What the task asks: Write the data out again, character for character, with no images.

Items:
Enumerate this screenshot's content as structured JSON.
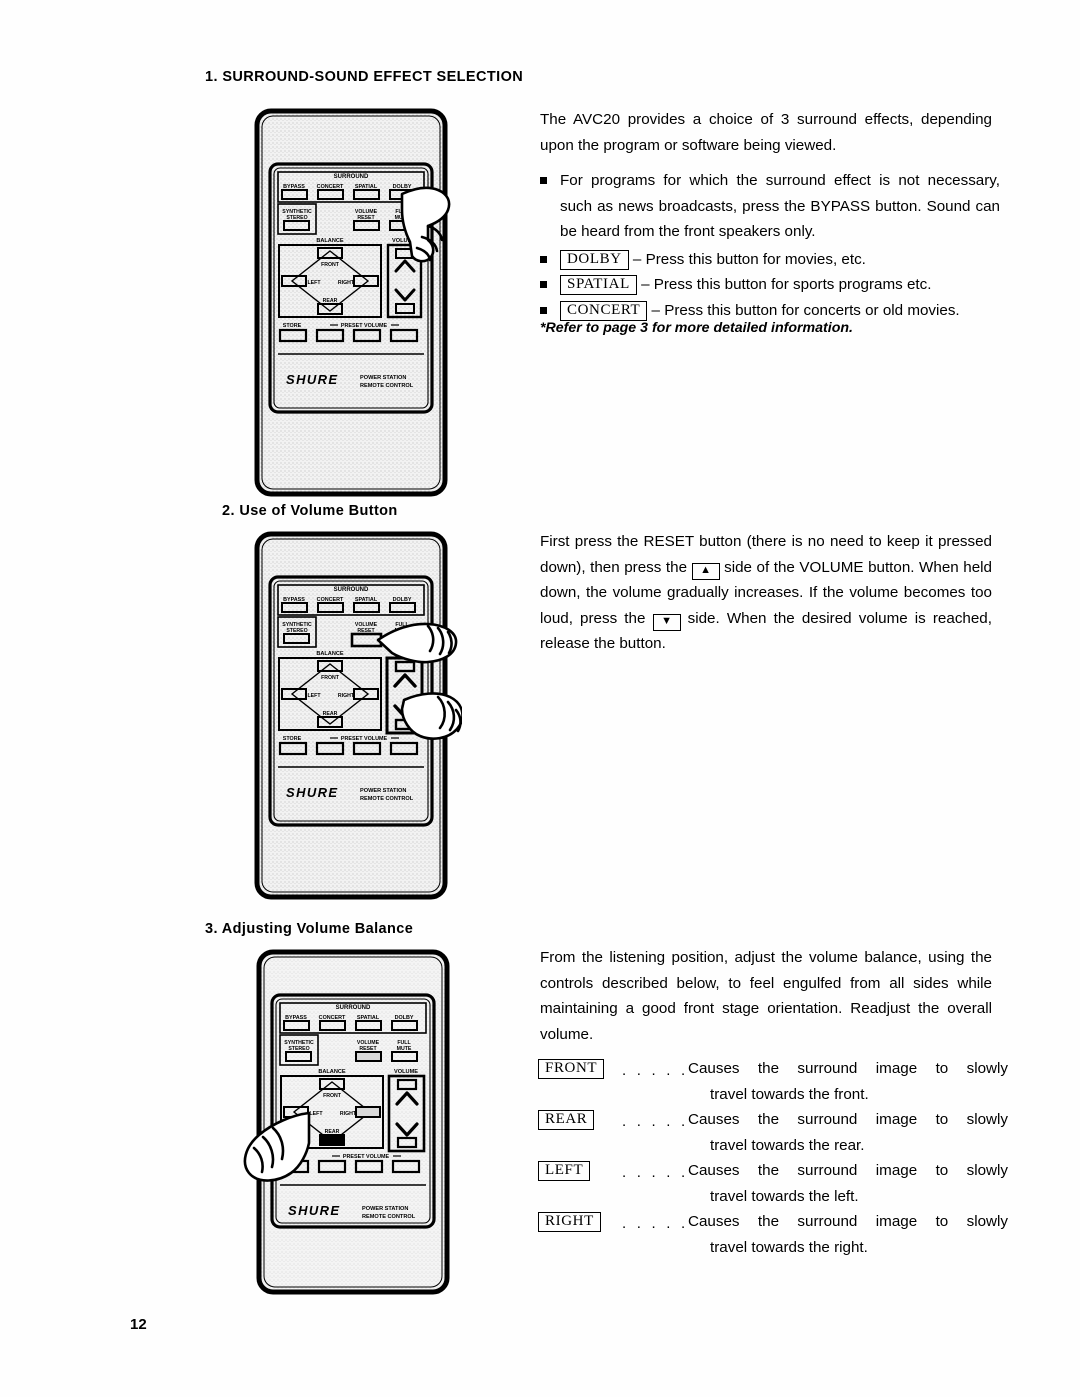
{
  "page": {
    "number": "12"
  },
  "sections": [
    {
      "heading": "1.  SURROUND-SOUND EFFECT SELECTION",
      "intro": "The AVC20 provides a choice of 3 surround effects, depending upon the program or software being viewed.",
      "bullets": [
        {
          "text": "For programs for which the surround effect is not nece­ssary, such as news broadcasts, press the BYPASS but­ton. Sound can be heard from the front speakers only."
        },
        {
          "key": "DOLBY",
          "text": "– Press this button for movies, etc."
        },
        {
          "key": "SPATIAL",
          "text": "– Press this button for sports programs etc."
        },
        {
          "key": "CONCERT",
          "text": "– Press this button for concerts or old movies."
        }
      ],
      "note": "*Refer to page 3 for more detailed information."
    },
    {
      "heading": "2.  Use of Volume Button",
      "paragraph_1": "First press the RESET button (there is no need to keep it pressed down), then press the",
      "paragraph_2": "side of the  VOLUME button. When held down, the volume gradually increases. If the volume becomes too loud, press the",
      "paragraph_3": "side. When the desired volume is reached, release the button.",
      "arrow_up": "▲",
      "arrow_down": "▼"
    },
    {
      "heading": "3.  Adjusting Volume Balance",
      "intro": "From the listening position, adjust the volume balance, using the controls described below, to feel engulfed from all sides while maintaining a good front stage orientation. Readjust the overall volume.",
      "dots": ". . . . . . .",
      "definitions": [
        {
          "key": "FRONT",
          "line1": "Causes the surround image to slowly",
          "line2": "travel towards the front."
        },
        {
          "key": "REAR",
          "line1": "Causes the surround image to slowly",
          "line2": "travel towards the rear."
        },
        {
          "key": "LEFT",
          "line1": "Causes the surround image to slowly",
          "line2": "travel towards the left."
        },
        {
          "key": "RIGHT",
          "line1": "Causes the surround image to slowly",
          "line2": "travel towards the right."
        }
      ]
    }
  ],
  "remote": {
    "brand": "SHURE",
    "brand_sub_line1": "POWER STATION",
    "brand_sub_line2": "REMOTE CONTROL",
    "group_surround": "SURROUND",
    "group_balance": "BALANCE",
    "group_volume": "VOLUME",
    "group_preset": "PRESET VOLUME",
    "buttons": {
      "bypass": "BYPASS",
      "concert": "CONCERT",
      "spatial": "SPATIAL",
      "dolby": "DOLBY",
      "synthetic": "SYNTHETIC",
      "stereo": "STEREO",
      "volume": "VOLUME",
      "reset": "RESET",
      "full": "FULL",
      "mute": "MUTE",
      "front": "FRONT",
      "rear": "REAR",
      "left": "LEFT",
      "right": "RIGHT",
      "store": "STORE"
    }
  },
  "colors": {
    "ink": "#000000",
    "paper": "#ffffff",
    "shade": "#e8e8e8"
  }
}
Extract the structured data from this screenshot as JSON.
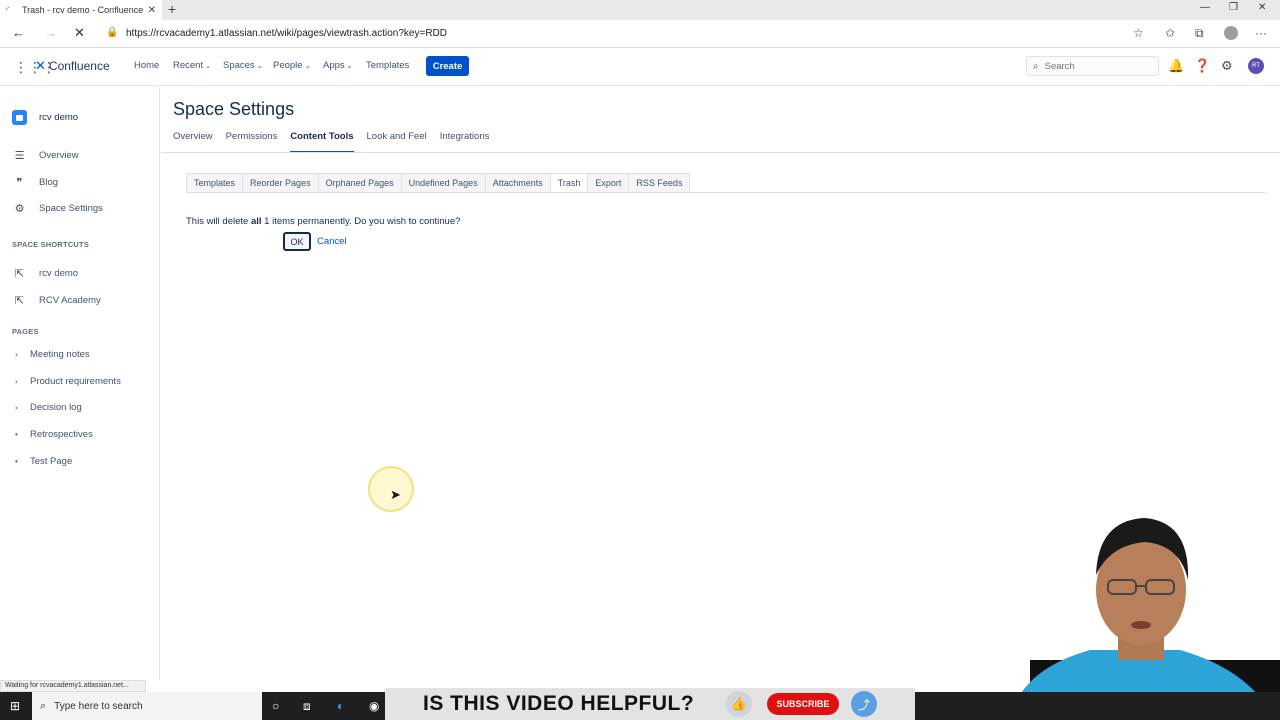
{
  "browser": {
    "tab_title": "Trash - rcv demo - Confluence",
    "url": "https://rcvacademy1.atlassian.net/wiki/pages/viewtrash.action?key=RDD",
    "status": "Waiting for rcvacademy1.atlassian.net..."
  },
  "topnav": {
    "logo": "Confluence",
    "items": [
      "Home",
      "Recent",
      "Spaces",
      "People",
      "Apps",
      "Templates"
    ],
    "create": "Create",
    "search_placeholder": "Search",
    "user_initials": "RT"
  },
  "sidebar": {
    "space_name": "rcv demo",
    "items": [
      "Overview",
      "Blog",
      "Space Settings"
    ],
    "shortcuts_heading": "SPACE SHORTCUTS",
    "shortcuts": [
      "rcv demo",
      "RCV Academy"
    ],
    "pages_heading": "PAGES",
    "pages": [
      "Meeting notes",
      "Product requirements",
      "Decision log",
      "Retrospectives",
      "Test Page"
    ]
  },
  "main": {
    "title": "Space Settings",
    "tabs": [
      "Overview",
      "Permissions",
      "Content Tools",
      "Look and Feel",
      "Integrations"
    ],
    "active_tab": "Content Tools",
    "content_tabs": [
      "Templates",
      "Reorder Pages",
      "Orphaned Pages",
      "Undefined Pages",
      "Attachments",
      "Trash",
      "Export",
      "RSS Feeds"
    ],
    "active_content_tab": "Trash",
    "message_pre": "This will delete ",
    "message_bold": "all",
    "message_post": " 1 items permanently. Do you wish to continue?",
    "ok": "OK",
    "cancel": "Cancel"
  },
  "taskbar": {
    "search_placeholder": "Type here to search"
  },
  "overlay": {
    "question": "IS THIS VIDEO HELPFUL?",
    "subscribe": "SUBSCRIBE"
  },
  "colors": {
    "brand": "#0052cc",
    "subscribe": "#e01010"
  }
}
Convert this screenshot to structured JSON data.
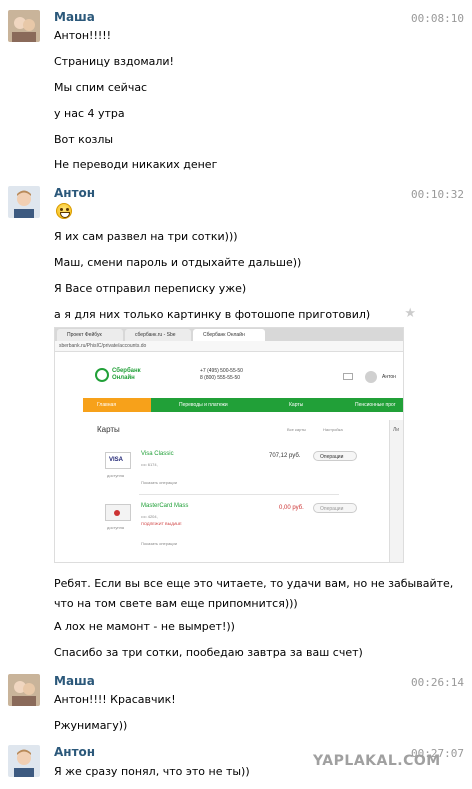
{
  "messages": [
    {
      "author": "Маша",
      "time": "00:08:10",
      "lines": [
        "Антон!!!!!",
        "Страницу вздомали!",
        "Мы спим сейчас",
        "у нас 4 утра",
        "Вот козлы",
        "Не переводи никаких денег"
      ]
    },
    {
      "author": "Антон",
      "time": "00:10:32",
      "emoji": "smile-emoji",
      "lines": [
        "Я их сам развел на три сотки)))",
        "Маш, смени пароль и отдыхайте дальше))",
        "Я Васе отправил переписку уже)",
        "а я для них только картинку в фотошопе приготовил)"
      ],
      "after_lines": [
        "Ребят. Если вы все еще это читаете, то удачи вам, но не забывайте, что на том свете вам еще припомнится)))",
        "А лох не мамонт - не вымрет!))",
        "Спасибо за три сотки, пообедаю завтра за ваш счет)"
      ]
    },
    {
      "author": "Маша",
      "time": "00:26:14",
      "lines": [
        "Антон!!!! Красавчик!",
        "Ржунимагу))"
      ]
    },
    {
      "author": "Антон",
      "time": "00:27:07",
      "lines": [
        "Я же сразу понял, что это не ты))"
      ]
    }
  ],
  "embedded_screenshot": {
    "browser_tabs": [
      "Проект Фейбук",
      "сбербанк.ru - Sbe",
      "Сбербанк Онлайн"
    ],
    "address": "sberbank.ru/PhisIC/private/accounts.do",
    "logo_line1": "Сбербанк",
    "logo_line2": "Онлайн",
    "phone1": "+7 (495) 500-55-50",
    "phone2": "8 (800) 555-55-50",
    "user": "Антон",
    "nav": [
      "Главная",
      "Переводы и платежи",
      "Карты",
      "Пенсионные прог"
    ],
    "cards_title": "Карты",
    "all_cards": "Все карты",
    "settings": "Настройка",
    "card1": {
      "name": "Visa Classic",
      "number": "•••• 6174,",
      "amount": "707,12 руб.",
      "action": "Операции",
      "status": "доступна",
      "link": "Показать операции",
      "brand": "VISA"
    },
    "card2": {
      "name": "MasterCard Mass",
      "number": "•••• 4204,",
      "amount": "0,00 руб.",
      "action": "Операции",
      "status": "доступна",
      "note": "ПОДЛЕЖИТ ВЫДАЧЕ",
      "link": "Показать операции"
    },
    "side_label": "Ли"
  },
  "watermark": "YAPLAKAL.COM",
  "colors": {
    "author": "#2b587a",
    "time": "#999999",
    "sber_green": "#21a038",
    "nav_orange": "#f7a11a"
  }
}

Solution to the exercise:
Enumerate this screenshot's content as structured JSON.
{
  "page": {
    "number": "12"
  },
  "sections": [
    {
      "heading": "1.  SURROUND-SOUND EFFECT SELECTION",
      "intro": "The AVC20 provides a choice of 3 surround effects, depending upon the program or software being viewed.",
      "bullets": [
        {
          "text": "For programs for which the surround effect is not nece­ssary, such as news broadcasts, press the BYPASS but­ton. Sound can be heard from the front speakers only."
        },
        {
          "key": "DOLBY",
          "text": "– Press this button for movies, etc."
        },
        {
          "key": "SPATIAL",
          "text": "– Press this button for sports programs etc."
        },
        {
          "key": "CONCERT",
          "text": "– Press this button for concerts or old movies."
        }
      ],
      "note": "*Refer to page 3 for more detailed information."
    },
    {
      "heading": "2.  Use of Volume Button",
      "paragraph_1": "First press the RESET button (there is no need to keep it pressed down), then press the",
      "paragraph_2": "side of the  VOLUME button. When held down, the volume gradually increases. If the volume becomes too loud, press the",
      "paragraph_3": "side. When the desired volume is reached, release the button.",
      "arrow_up": "▲",
      "arrow_down": "▼"
    },
    {
      "heading": "3.  Adjusting Volume Balance",
      "intro": "From the listening position, adjust the volume balance, using the controls described below, to feel engulfed from all sides while maintaining a good front stage orientation. Readjust the overall volume.",
      "dots": ". . . . . . .",
      "definitions": [
        {
          "key": "FRONT",
          "line1": "Causes the surround image to slowly",
          "line2": "travel towards the front."
        },
        {
          "key": "REAR",
          "line1": "Causes the surround image to slowly",
          "line2": "travel towards the rear."
        },
        {
          "key": "LEFT",
          "line1": "Causes the surround image to slowly",
          "line2": "travel towards the left."
        },
        {
          "key": "RIGHT",
          "line1": "Causes the surround image to slowly",
          "line2": "travel towards the right."
        }
      ]
    }
  ],
  "remote": {
    "brand": "SHURE",
    "brand_sub_line1": "POWER STATION",
    "brand_sub_line2": "REMOTE CONTROL",
    "group_surround": "SURROUND",
    "group_balance": "BALANCE",
    "group_volume": "VOLUME",
    "group_preset": "PRESET VOLUME",
    "buttons": {
      "bypass": "BYPASS",
      "concert": "CONCERT",
      "spatial": "SPATIAL",
      "dolby": "DOLBY",
      "synthetic": "SYNTHETIC",
      "stereo": "STEREO",
      "volume": "VOLUME",
      "reset": "RESET",
      "full": "FULL",
      "mute": "MUTE",
      "front": "FRONT",
      "rear": "REAR",
      "left": "LEFT",
      "right": "RIGHT",
      "store": "STORE"
    }
  },
  "colors": {
    "ink": "#000000",
    "paper": "#ffffff",
    "shade": "#e8e8e8"
  }
}
Extract the structured data from this screenshot as JSON.
{
  "browser": {
    "tab_title": "Trash - rcv demo - Confluence",
    "url": "https://rcvacademy1.atlassian.net/wiki/pages/viewtrash.action?key=RDD",
    "status": "Waiting for rcvacademy1.atlassian.net..."
  },
  "topnav": {
    "logo": "Confluence",
    "items": [
      "Home",
      "Recent",
      "Spaces",
      "People",
      "Apps",
      "Templates"
    ],
    "create": "Create",
    "search_placeholder": "Search",
    "user_initials": "RT"
  },
  "sidebar": {
    "space_name": "rcv demo",
    "items": [
      "Overview",
      "Blog",
      "Space Settings"
    ],
    "shortcuts_heading": "SPACE SHORTCUTS",
    "shortcuts": [
      "rcv demo",
      "RCV Academy"
    ],
    "pages_heading": "PAGES",
    "pages": [
      "Meeting notes",
      "Product requirements",
      "Decision log",
      "Retrospectives",
      "Test Page"
    ]
  },
  "main": {
    "title": "Space Settings",
    "tabs": [
      "Overview",
      "Permissions",
      "Content Tools",
      "Look and Feel",
      "Integrations"
    ],
    "active_tab": "Content Tools",
    "content_tabs": [
      "Templates",
      "Reorder Pages",
      "Orphaned Pages",
      "Undefined Pages",
      "Attachments",
      "Trash",
      "Export",
      "RSS Feeds"
    ],
    "active_content_tab": "Trash",
    "message_pre": "This will delete ",
    "message_bold": "all",
    "message_post": " 1 items permanently. Do you wish to continue?",
    "ok": "OK",
    "cancel": "Cancel"
  },
  "taskbar": {
    "search_placeholder": "Type here to search"
  },
  "overlay": {
    "question": "IS THIS VIDEO HELPFUL?",
    "subscribe": "SUBSCRIBE"
  },
  "colors": {
    "brand": "#0052cc",
    "subscribe": "#e01010"
  }
}
Convert this screenshot to structured JSON data.
{
  "messages": [
    {
      "author": "Маша",
      "time": "00:08:10",
      "lines": [
        "Антон!!!!!",
        "Страницу вздомали!",
        "Мы спим сейчас",
        "у нас 4 утра",
        "Вот козлы",
        "Не переводи никаких денег"
      ]
    },
    {
      "author": "Антон",
      "time": "00:10:32",
      "emoji": "smile-emoji",
      "lines": [
        "Я их сам развел на три сотки)))",
        "Маш, смени пароль и отдыхайте дальше))",
        "Я Васе отправил переписку уже)",
        "а я для них только картинку в фотошопе приготовил)"
      ],
      "after_lines": [
        "Ребят. Если вы все еще это читаете, то удачи вам, но не забывайте, что на том свете вам еще припомнится)))",
        "А лох не мамонт - не вымрет!))",
        "Спасибо за три сотки, пообедаю завтра за ваш счет)"
      ]
    },
    {
      "author": "Маша",
      "time": "00:26:14",
      "lines": [
        "Антон!!!! Красавчик!",
        "Ржунимагу))"
      ]
    },
    {
      "author": "Антон",
      "time": "00:27:07",
      "lines": [
        "Я же сразу понял, что это не ты))"
      ]
    }
  ],
  "embedded_screenshot": {
    "browser_tabs": [
      "Проект Фейбук",
      "сбербанк.ru - Sbe",
      "Сбербанк Онлайн"
    ],
    "address": "sberbank.ru/PhisIC/private/accounts.do",
    "logo_line1": "Сбербанк",
    "logo_line2": "Онлайн",
    "phone1": "+7 (495) 500-55-50",
    "phone2": "8 (800) 555-55-50",
    "user": "Антон",
    "nav": [
      "Главная",
      "Переводы и платежи",
      "Карты",
      "Пенсионные прог"
    ],
    "cards_title": "Карты",
    "all_cards": "Все карты",
    "settings": "Настройка",
    "card1": {
      "name": "Visa Classic",
      "number": "•••• 6174,",
      "amount": "707,12 руб.",
      "action": "Операции",
      "status": "доступна",
      "link": "Показать операции",
      "brand": "VISA"
    },
    "card2": {
      "name": "MasterCard Mass",
      "number": "•••• 4204,",
      "amount": "0,00 руб.",
      "action": "Операции",
      "status": "доступна",
      "note": "ПОДЛЕЖИТ ВЫДАЧЕ",
      "link": "Показать операции"
    },
    "side_label": "Ли"
  },
  "watermark": "YAPLAKAL.COM",
  "colors": {
    "author": "#2b587a",
    "time": "#999999",
    "sber_green": "#21a038",
    "nav_orange": "#f7a11a"
  }
}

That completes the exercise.